## BEGIN
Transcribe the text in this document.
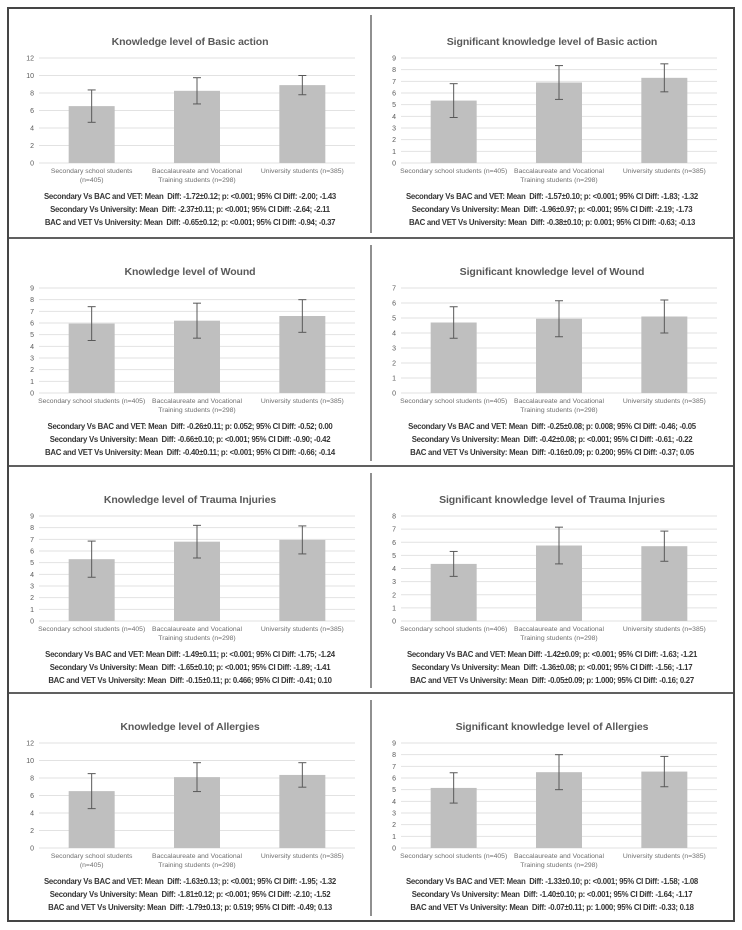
Knowledge level of Basic action
0
2
4
6
8
10
12
Secondary school students
(n=405)
Baccalaureate and Vocational
Training students (n=298)
University students (n=385)
Secondary Vs BAC and VET: Mean  Diff: -1.72±0.12; p: <0.001; 95% CI Diff: -2.00; -1.43
Secondary Vs University: Mean  Diff: -2.37±0.11; p: <0.001; 95% CI Diff: -2.64; -2.11
BAC and VET Vs University: Mean  Diff: -0.65±0.12; p: <0.001; 95% CI Diff: -0.94; -0.37
Significant knowledge level of Basic action
0
1
2
3
4
5
6
7
8
9
Secondary school students (n=405) Baccalaureate and Vocational
Training students (n=298)
University students (n=385)
Secondary Vs BAC and VET: Mean  Diff: -1.57±0.10; p: <0.001; 95% CI Diff: -1.83; -1.32
Secondary Vs University: Mean  Diff: -1.96±0.97; p: <0.001; 95% CI Diff: -2.19; -1.73
BAC and VET Vs University: Mean  Diff: -0.38±0.10; p: 0.001; 95% CI Diff: -0.63; -0.13
Knowledge level of Wound
0
1
2
3
4
5
6
7
8
9
Secondary school students (n=405) Baccalaureate and Vocational
Training students (n=298)
University students (n=385)
Secondary Vs BAC and VET: Mean  Diff: -0.26±0.11; p: 0.052; 95% CI Diff: -0.52; 0.00
Secondary Vs University: Mean  Diff: -0.66±0.10; p: <0.001; 95% CI Diff: -0.90; -0.42
BAC and VET Vs University: Mean  Diff: -0.40±0.11; p: <0.001; 95% CI Diff: -0.66; -0.14
Significant knowledge level of Wound
0
1
2
3
4
5
6
7
Secondary school students (n=405) Baccalaureate and Vocational
Training students (n=298)
University students (n=385)
Secondary Vs BAC and VET: Mean  Diff: -0.25±0.08; p: 0.008; 95% CI Diff: -0.46; -0.05
Secondary Vs University: Mean  Diff: -0.42±0.08; p: <0.001; 95% CI Diff: -0.61; -0.22
BAC and VET Vs University: Mean  Diff: -0.16±0.09; p: 0.200; 95% CI Diff: -0.37; 0.05
Knowledge level of Trauma Injuries
0
1
2
3
4
5
6
7
8
9
Secondary school students (n=405) Baccalaureate and Vocational
Training students (n=298)
University students (n=385)
Secondary Vs BAC and VET: Mean Diff: -1.49±0.11; p: <0.001; 95% CI Diff: -1.75; -1.24
Secondary Vs University: Mean  Diff: -1.65±0.10; p: <0.001; 95% CI Diff: -1.89; -1.41
BAC and VET Vs University: Mean  Diff: -0.15±0.11; p: 0.466; 95% CI Diff: -0.41; 0.10
Significant knowledge level of Trauma Injuries
0
1
2
3
4
5
6
7
8
Secondary school students (n=406) Baccalaureate and Vocational
Training students (n=298)
University students (n=385)
Secondary Vs BAC and VET: Mean Diff: -1.42±0.09; p: <0.001; 95% CI Diff: -1.63; -1.21
Secondary Vs University: Mean  Diff: -1.36±0.08; p: <0.001; 95% CI Diff: -1.56; -1.17
BAC and VET Vs University: Mean  Diff: -0.05±0.09; p: 1.000; 95% CI Diff: -0.16; 0.27
Knowledge level of Allergies
0
2
4
6
8
10
12
Secondary school students
(n=405)
Baccalaureate and Vocational
Training students (n=298)
University students (n=385)
Secondary Vs BAC and VET: Mean  Diff: -1.63±0.13; p: <0.001; 95% CI Diff: -1.95; -1.32
Secondary Vs University: Mean  Diff: -1.81±0.12; p: <0.001; 95% CI Diff: -2.10; -1.52
BAC and VET Vs University: Mean  Diff: -1.79±0.13; p: 0.519; 95% CI Diff: -0.49; 0.13
Significant knowledge level of Allergies
0
1
2
3
4
5
6
7
8
9
Secondary school students (n=405) Baccalaureate and Vocational
Training students (n=298)
University students (n=385)
Secondary Vs BAC and VET: Mean  Diff: -1.33±0.10; p: <0.001; 95% CI Diff: -1.58; -1.08
Secondary Vs University: Mean  Diff: -1.40±0.10; p: <0.001; 95% CI Diff: -1.64; -1.17
BAC and VET Vs University: Mean  Diff: -0.07±0.11; p: 1.000; 95% CI Diff: -0.33; 0.18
## END
Instructions to follow: Gather each line from the listing above that holds "action".

Solution:
Knowledge level of Basic action
Significant knowledge level of Basic action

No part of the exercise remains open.